All of the data should be output character for character, except the pictures.

• • • • •

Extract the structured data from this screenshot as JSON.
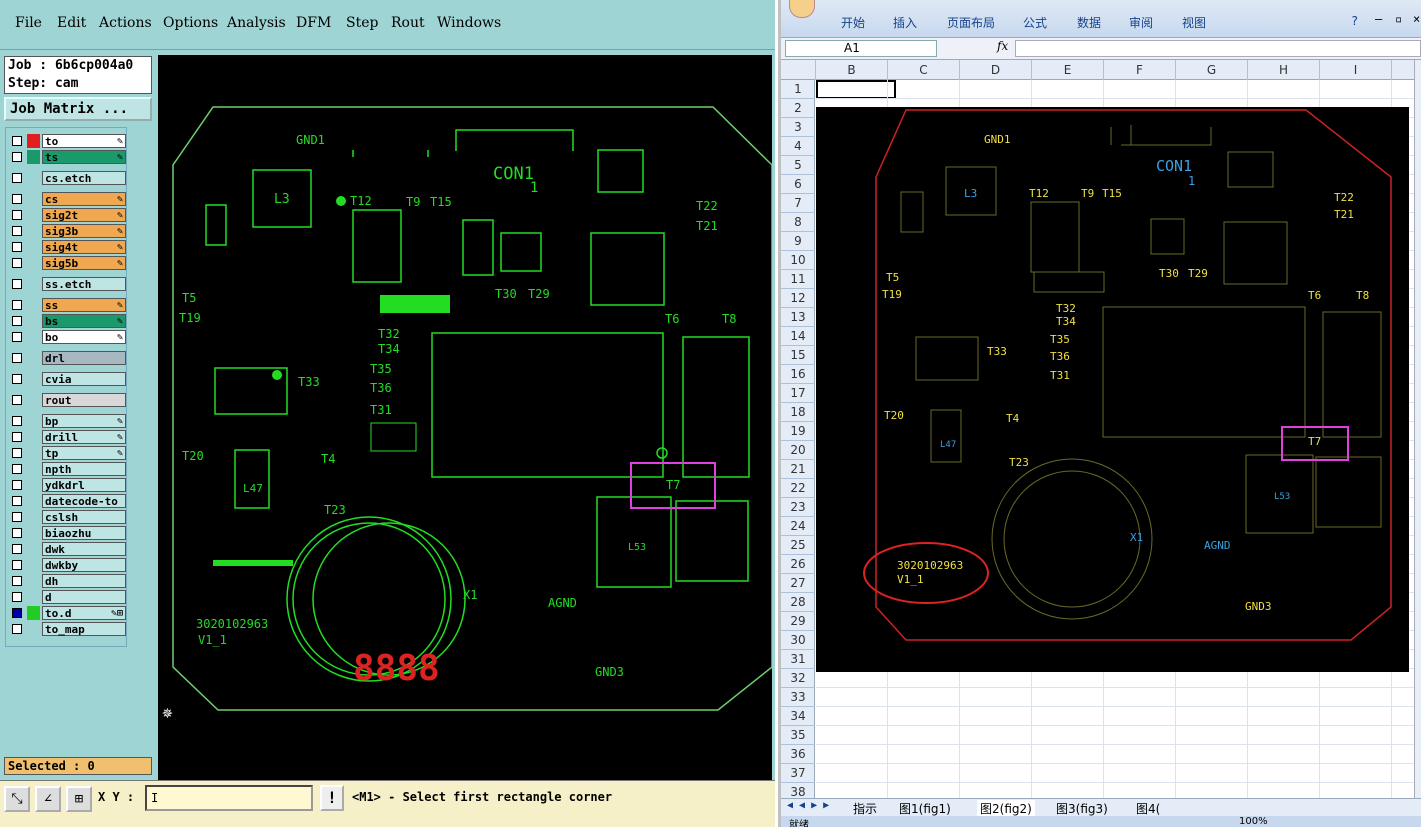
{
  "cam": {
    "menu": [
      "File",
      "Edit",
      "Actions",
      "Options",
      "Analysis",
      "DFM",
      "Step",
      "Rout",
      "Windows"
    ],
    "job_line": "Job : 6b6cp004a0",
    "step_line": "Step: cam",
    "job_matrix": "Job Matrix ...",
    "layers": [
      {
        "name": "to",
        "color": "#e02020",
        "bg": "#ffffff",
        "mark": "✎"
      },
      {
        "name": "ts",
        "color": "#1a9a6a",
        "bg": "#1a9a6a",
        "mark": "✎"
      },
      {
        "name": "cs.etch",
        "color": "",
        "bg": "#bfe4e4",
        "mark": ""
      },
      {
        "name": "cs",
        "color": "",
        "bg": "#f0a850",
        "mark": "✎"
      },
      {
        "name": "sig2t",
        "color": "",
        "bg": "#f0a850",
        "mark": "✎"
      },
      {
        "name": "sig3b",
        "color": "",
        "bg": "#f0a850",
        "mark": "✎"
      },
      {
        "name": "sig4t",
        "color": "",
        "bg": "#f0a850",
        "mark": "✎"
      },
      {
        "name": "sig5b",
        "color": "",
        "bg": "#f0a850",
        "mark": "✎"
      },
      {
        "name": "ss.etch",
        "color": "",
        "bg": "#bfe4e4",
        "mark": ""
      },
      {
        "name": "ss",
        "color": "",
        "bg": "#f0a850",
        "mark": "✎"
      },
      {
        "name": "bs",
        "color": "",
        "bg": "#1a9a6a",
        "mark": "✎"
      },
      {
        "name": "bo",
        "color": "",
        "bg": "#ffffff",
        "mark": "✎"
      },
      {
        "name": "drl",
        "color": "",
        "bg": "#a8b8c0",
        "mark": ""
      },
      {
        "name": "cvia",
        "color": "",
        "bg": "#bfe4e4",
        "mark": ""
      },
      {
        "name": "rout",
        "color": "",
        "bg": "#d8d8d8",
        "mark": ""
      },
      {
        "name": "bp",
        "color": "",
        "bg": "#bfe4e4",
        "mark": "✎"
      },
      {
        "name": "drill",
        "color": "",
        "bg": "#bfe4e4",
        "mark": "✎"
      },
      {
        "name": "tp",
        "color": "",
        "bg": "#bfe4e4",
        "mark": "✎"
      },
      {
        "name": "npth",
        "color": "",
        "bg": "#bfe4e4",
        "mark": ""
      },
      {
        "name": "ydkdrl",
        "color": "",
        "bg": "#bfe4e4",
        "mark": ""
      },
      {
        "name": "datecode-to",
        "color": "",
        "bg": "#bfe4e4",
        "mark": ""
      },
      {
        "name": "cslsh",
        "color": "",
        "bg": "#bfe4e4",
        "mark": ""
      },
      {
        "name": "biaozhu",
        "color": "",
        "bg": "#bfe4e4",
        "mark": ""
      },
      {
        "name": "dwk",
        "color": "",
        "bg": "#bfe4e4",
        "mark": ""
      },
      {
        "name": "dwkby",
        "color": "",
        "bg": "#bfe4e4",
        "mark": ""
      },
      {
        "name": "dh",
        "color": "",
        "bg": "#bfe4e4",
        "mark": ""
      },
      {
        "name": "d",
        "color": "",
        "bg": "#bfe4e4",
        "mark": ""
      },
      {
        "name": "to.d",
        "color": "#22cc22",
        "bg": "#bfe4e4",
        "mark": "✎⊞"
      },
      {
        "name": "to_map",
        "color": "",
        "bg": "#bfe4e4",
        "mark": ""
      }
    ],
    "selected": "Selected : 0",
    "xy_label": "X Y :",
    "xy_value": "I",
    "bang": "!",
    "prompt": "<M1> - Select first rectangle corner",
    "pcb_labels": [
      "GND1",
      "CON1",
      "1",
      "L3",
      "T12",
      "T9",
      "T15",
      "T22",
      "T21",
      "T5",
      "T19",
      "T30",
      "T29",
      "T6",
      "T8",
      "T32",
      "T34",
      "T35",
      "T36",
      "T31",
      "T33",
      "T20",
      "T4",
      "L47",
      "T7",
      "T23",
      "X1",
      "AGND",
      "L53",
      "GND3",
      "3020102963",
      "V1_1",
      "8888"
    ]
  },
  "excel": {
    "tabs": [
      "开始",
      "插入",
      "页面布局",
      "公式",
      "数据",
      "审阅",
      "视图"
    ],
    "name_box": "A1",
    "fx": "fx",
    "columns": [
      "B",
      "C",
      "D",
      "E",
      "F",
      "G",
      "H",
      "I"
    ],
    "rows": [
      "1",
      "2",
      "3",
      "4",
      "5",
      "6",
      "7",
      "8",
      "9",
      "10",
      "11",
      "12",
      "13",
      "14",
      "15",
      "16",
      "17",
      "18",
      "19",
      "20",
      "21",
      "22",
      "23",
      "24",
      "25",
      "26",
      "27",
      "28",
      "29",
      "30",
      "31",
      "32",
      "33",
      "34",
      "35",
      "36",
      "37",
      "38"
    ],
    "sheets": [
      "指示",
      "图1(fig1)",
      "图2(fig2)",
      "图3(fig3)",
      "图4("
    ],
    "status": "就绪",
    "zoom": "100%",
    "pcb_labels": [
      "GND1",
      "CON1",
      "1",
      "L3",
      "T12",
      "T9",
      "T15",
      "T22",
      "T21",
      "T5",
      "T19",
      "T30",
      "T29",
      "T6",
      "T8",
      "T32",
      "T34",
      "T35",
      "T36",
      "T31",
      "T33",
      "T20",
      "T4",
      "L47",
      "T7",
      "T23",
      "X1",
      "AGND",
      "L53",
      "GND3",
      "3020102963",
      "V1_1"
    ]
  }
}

• • • • •

- Worked answer -
Extract the structured data from this screenshot as JSON.
{
  "cam": {
    "menu": [
      "File",
      "Edit",
      "Actions",
      "Options",
      "Analysis",
      "DFM",
      "Step",
      "Rout",
      "Windows"
    ],
    "job_line": "Job : 6b6cp004a0",
    "step_line": "Step: cam",
    "job_matrix": "Job Matrix ...",
    "layers": [
      {
        "name": "to",
        "color": "#e02020",
        "bg": "#ffffff",
        "mark": "✎"
      },
      {
        "name": "ts",
        "color": "#1a9a6a",
        "bg": "#1a9a6a",
        "mark": "✎"
      },
      {
        "name": "cs.etch",
        "color": "",
        "bg": "#bfe4e4",
        "mark": ""
      },
      {
        "name": "cs",
        "color": "",
        "bg": "#f0a850",
        "mark": "✎"
      },
      {
        "name": "sig2t",
        "color": "",
        "bg": "#f0a850",
        "mark": "✎"
      },
      {
        "name": "sig3b",
        "color": "",
        "bg": "#f0a850",
        "mark": "✎"
      },
      {
        "name": "sig4t",
        "color": "",
        "bg": "#f0a850",
        "mark": "✎"
      },
      {
        "name": "sig5b",
        "color": "",
        "bg": "#f0a850",
        "mark": "✎"
      },
      {
        "name": "ss.etch",
        "color": "",
        "bg": "#bfe4e4",
        "mark": ""
      },
      {
        "name": "ss",
        "color": "",
        "bg": "#f0a850",
        "mark": "✎"
      },
      {
        "name": "bs",
        "color": "",
        "bg": "#1a9a6a",
        "mark": "✎"
      },
      {
        "name": "bo",
        "color": "",
        "bg": "#ffffff",
        "mark": "✎"
      },
      {
        "name": "drl",
        "color": "",
        "bg": "#a8b8c0",
        "mark": ""
      },
      {
        "name": "cvia",
        "color": "",
        "bg": "#bfe4e4",
        "mark": ""
      },
      {
        "name": "rout",
        "color": "",
        "bg": "#d8d8d8",
        "mark": ""
      },
      {
        "name": "bp",
        "color": "",
        "bg": "#bfe4e4",
        "mark": "✎"
      },
      {
        "name": "drill",
        "color": "",
        "bg": "#bfe4e4",
        "mark": "✎"
      },
      {
        "name": "tp",
        "color": "",
        "bg": "#bfe4e4",
        "mark": "✎"
      },
      {
        "name": "npth",
        "color": "",
        "bg": "#bfe4e4",
        "mark": ""
      },
      {
        "name": "ydkdrl",
        "color": "",
        "bg": "#bfe4e4",
        "mark": ""
      },
      {
        "name": "datecode-to",
        "color": "",
        "bg": "#bfe4e4",
        "mark": ""
      },
      {
        "name": "cslsh",
        "color": "",
        "bg": "#bfe4e4",
        "mark": ""
      },
      {
        "name": "biaozhu",
        "color": "",
        "bg": "#bfe4e4",
        "mark": ""
      },
      {
        "name": "dwk",
        "color": "",
        "bg": "#bfe4e4",
        "mark": ""
      },
      {
        "name": "dwkby",
        "color": "",
        "bg": "#bfe4e4",
        "mark": ""
      },
      {
        "name": "dh",
        "color": "",
        "bg": "#bfe4e4",
        "mark": ""
      },
      {
        "name": "d",
        "color": "",
        "bg": "#bfe4e4",
        "mark": ""
      },
      {
        "name": "to.d",
        "color": "#22cc22",
        "bg": "#bfe4e4",
        "mark": "✎⊞"
      },
      {
        "name": "to_map",
        "color": "",
        "bg": "#bfe4e4",
        "mark": ""
      }
    ],
    "selected": "Selected : 0",
    "xy_label": "X Y :",
    "xy_value": "I",
    "bang": "!",
    "prompt": "<M1> - Select first rectangle corner",
    "pcb_labels": [
      "GND1",
      "CON1",
      "1",
      "L3",
      "T12",
      "T9",
      "T15",
      "T22",
      "T21",
      "T5",
      "T19",
      "T30",
      "T29",
      "T6",
      "T8",
      "T32",
      "T34",
      "T35",
      "T36",
      "T31",
      "T33",
      "T20",
      "T4",
      "L47",
      "T7",
      "T23",
      "X1",
      "AGND",
      "L53",
      "GND3",
      "3020102963",
      "V1_1",
      "8888"
    ]
  },
  "excel": {
    "tabs": [
      "开始",
      "插入",
      "页面布局",
      "公式",
      "数据",
      "审阅",
      "视图"
    ],
    "name_box": "A1",
    "fx": "fx",
    "columns": [
      "B",
      "C",
      "D",
      "E",
      "F",
      "G",
      "H",
      "I"
    ],
    "rows": [
      "1",
      "2",
      "3",
      "4",
      "5",
      "6",
      "7",
      "8",
      "9",
      "10",
      "11",
      "12",
      "13",
      "14",
      "15",
      "16",
      "17",
      "18",
      "19",
      "20",
      "21",
      "22",
      "23",
      "24",
      "25",
      "26",
      "27",
      "28",
      "29",
      "30",
      "31",
      "32",
      "33",
      "34",
      "35",
      "36",
      "37",
      "38"
    ],
    "sheets": [
      "指示",
      "图1(fig1)",
      "图2(fig2)",
      "图3(fig3)",
      "图4("
    ],
    "status": "就绪",
    "zoom": "100%",
    "pcb_labels": [
      "GND1",
      "CON1",
      "1",
      "L3",
      "T12",
      "T9",
      "T15",
      "T22",
      "T21",
      "T5",
      "T19",
      "T30",
      "T29",
      "T6",
      "T8",
      "T32",
      "T34",
      "T35",
      "T36",
      "T31",
      "T33",
      "T20",
      "T4",
      "L47",
      "T7",
      "T23",
      "X1",
      "AGND",
      "L53",
      "GND3",
      "3020102963",
      "V1_1"
    ]
  }
}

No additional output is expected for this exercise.